*AIM OF THE EXERCISE*. Locate the lines where "JSON" occurs and copy them as they stand.

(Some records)
------------------------
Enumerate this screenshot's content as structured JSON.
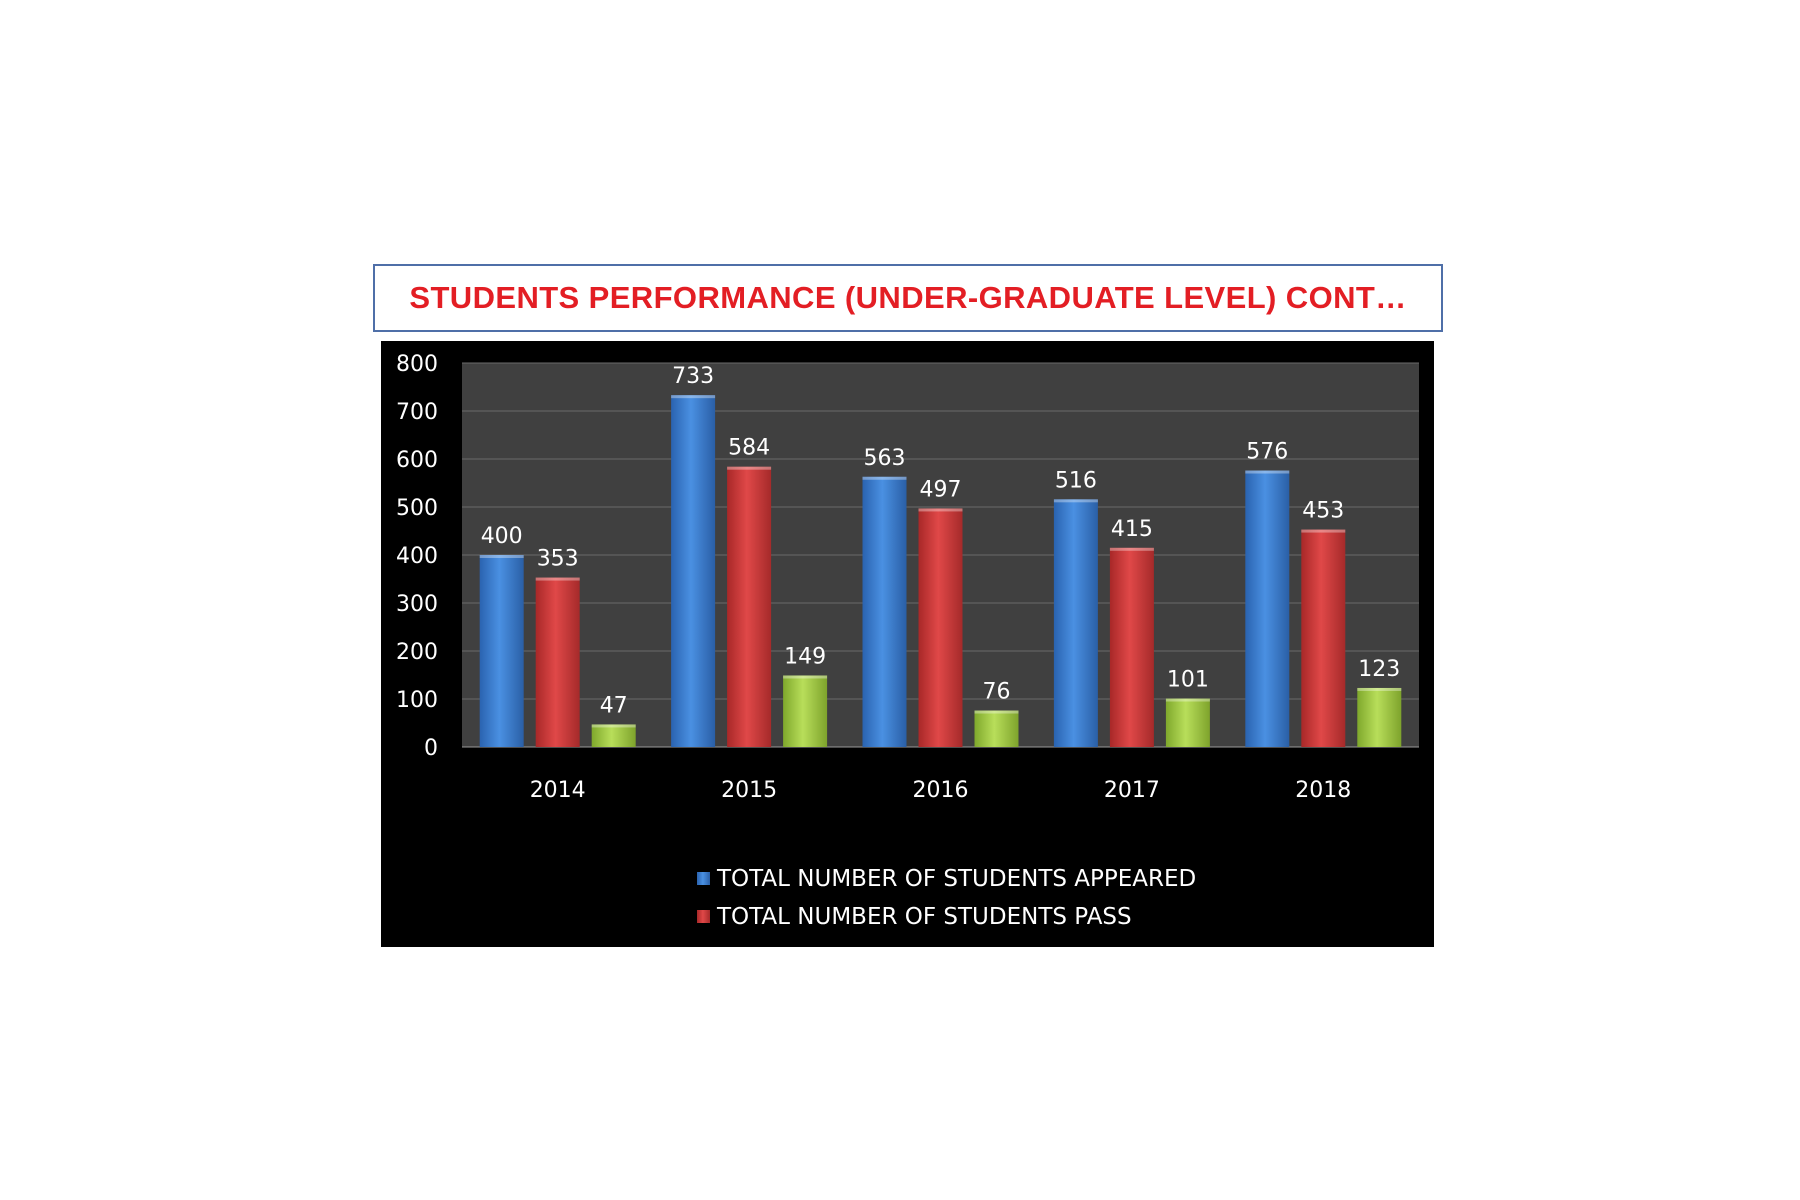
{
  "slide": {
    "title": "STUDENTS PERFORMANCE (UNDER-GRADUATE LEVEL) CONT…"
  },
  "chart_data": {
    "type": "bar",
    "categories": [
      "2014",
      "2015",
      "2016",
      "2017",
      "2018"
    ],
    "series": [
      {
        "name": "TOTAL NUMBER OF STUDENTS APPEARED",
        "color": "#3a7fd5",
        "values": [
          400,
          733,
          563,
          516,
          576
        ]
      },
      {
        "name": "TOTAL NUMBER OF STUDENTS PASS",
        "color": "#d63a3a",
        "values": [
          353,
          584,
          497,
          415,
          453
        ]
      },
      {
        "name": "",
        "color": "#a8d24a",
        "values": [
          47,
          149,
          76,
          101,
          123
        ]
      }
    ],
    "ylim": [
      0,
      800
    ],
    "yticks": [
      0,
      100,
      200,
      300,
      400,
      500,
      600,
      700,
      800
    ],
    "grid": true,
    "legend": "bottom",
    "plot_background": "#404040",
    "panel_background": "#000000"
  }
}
------------------------
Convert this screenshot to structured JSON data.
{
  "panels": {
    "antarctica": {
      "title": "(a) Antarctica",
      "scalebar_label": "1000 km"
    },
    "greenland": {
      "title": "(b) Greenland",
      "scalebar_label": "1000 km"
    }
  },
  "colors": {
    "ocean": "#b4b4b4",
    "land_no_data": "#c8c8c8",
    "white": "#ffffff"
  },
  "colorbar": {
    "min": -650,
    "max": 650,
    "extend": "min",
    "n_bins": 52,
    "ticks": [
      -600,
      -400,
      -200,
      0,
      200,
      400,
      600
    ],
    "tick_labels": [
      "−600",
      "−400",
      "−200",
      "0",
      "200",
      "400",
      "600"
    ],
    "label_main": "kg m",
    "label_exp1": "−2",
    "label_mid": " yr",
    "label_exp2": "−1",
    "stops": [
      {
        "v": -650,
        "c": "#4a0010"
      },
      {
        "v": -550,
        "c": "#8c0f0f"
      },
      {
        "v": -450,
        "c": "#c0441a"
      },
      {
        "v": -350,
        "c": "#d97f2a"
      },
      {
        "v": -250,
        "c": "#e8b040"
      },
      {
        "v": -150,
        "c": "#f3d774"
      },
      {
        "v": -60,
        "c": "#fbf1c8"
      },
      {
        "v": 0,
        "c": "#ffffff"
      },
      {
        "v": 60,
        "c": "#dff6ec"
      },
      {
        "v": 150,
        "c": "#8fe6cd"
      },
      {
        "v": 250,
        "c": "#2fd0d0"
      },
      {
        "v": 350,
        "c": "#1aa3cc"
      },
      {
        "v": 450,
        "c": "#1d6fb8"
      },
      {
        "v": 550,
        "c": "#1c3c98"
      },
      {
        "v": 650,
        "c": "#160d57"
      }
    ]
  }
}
------------------------
*RESPONSE TO THE EXERCISE*.
Enumerate this screenshot's content as structured JSON.
Convert this screenshot to structured JSON data.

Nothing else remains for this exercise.